Check every line of the entries for "noch", and copy the lines that hold it.

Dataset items
_____

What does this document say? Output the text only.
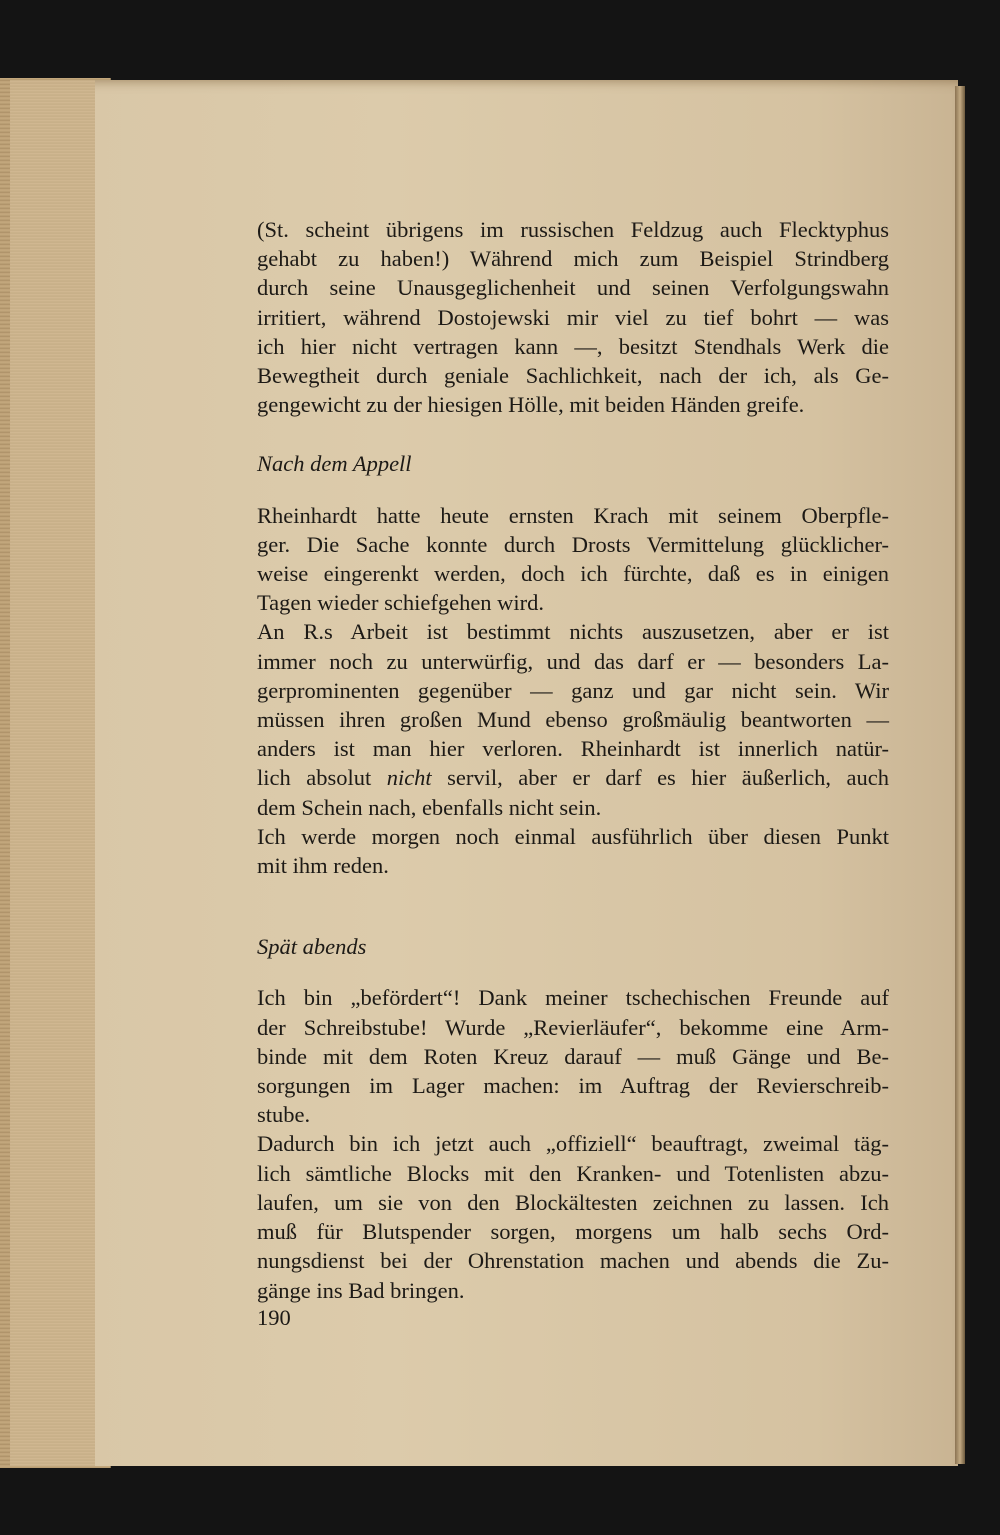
(St. scheint übrigens im russischen Feldzug auch Flecktyphus
gehabt zu haben!) Während mich zum Beispiel Strindberg
durch seine Unausgeglichenheit und seinen Verfolgungswahn
irritiert, während Dostojewski mir viel zu tief bohrt — was
ich hier nicht vertragen kann —, besitzt Stendhals Werk die
Bewegtheit durch geniale Sachlichkeit, nach der ich, als Ge-
gengewicht zu der hiesigen Hölle, mit beiden Händen greife.

Nach dem Appell

Rheinhardt hatte heute ernsten Krach mit seinem Oberpfle-
ger. Die Sache konnte durch Drosts Vermittelung glücklicher-
weise eingerenkt werden, doch ich fürchte, daß es in einigen
Tagen wieder schiefgehen wird.
An R.s Arbeit ist bestimmt nichts auszusetzen, aber er ist
immer noch zu unterwürfig, und das darf er — besonders La-
gerprominenten gegenüber — ganz und gar nicht sein. Wir
müssen ihren großen Mund ebenso großmäulig beantworten —
anders ist man hier verloren. Rheinhardt ist innerlich natür-
lich absolut nicht servil, aber er darf es hier äußerlich, auch
dem Schein nach, ebenfalls nicht sein.
Ich werde morgen noch einmal ausführlich über diesen Punkt
mit ihm reden.

Spät abends

Ich bin „befördert“! Dank meiner tschechischen Freunde auf
der Schreibstube! Wurde „Revierläufer“, bekomme eine Arm-
binde mit dem Roten Kreuz darauf — muß Gänge und Be-
sorgungen im Lager machen: im Auftrag der Revierschreib-
stube.
Dadurch bin ich jetzt auch „offiziell“ beauftragt, zweimal täg-
lich sämtliche Blocks mit den Kranken- und Totenlisten abzu-
laufen, um sie von den Blockältesten zeichnen zu lassen. Ich
muß für Blutspender sorgen, morgens um halb sechs Ord-
nungsdienst bei der Ohrenstation machen und abends die Zu-
gänge ins Bad bringen.
190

_____

- _Answer to the exercise_
immer noch zu unterwürfig, und das darf er — besonders La-
Ich werde morgen noch einmal ausführlich über diesen Punkt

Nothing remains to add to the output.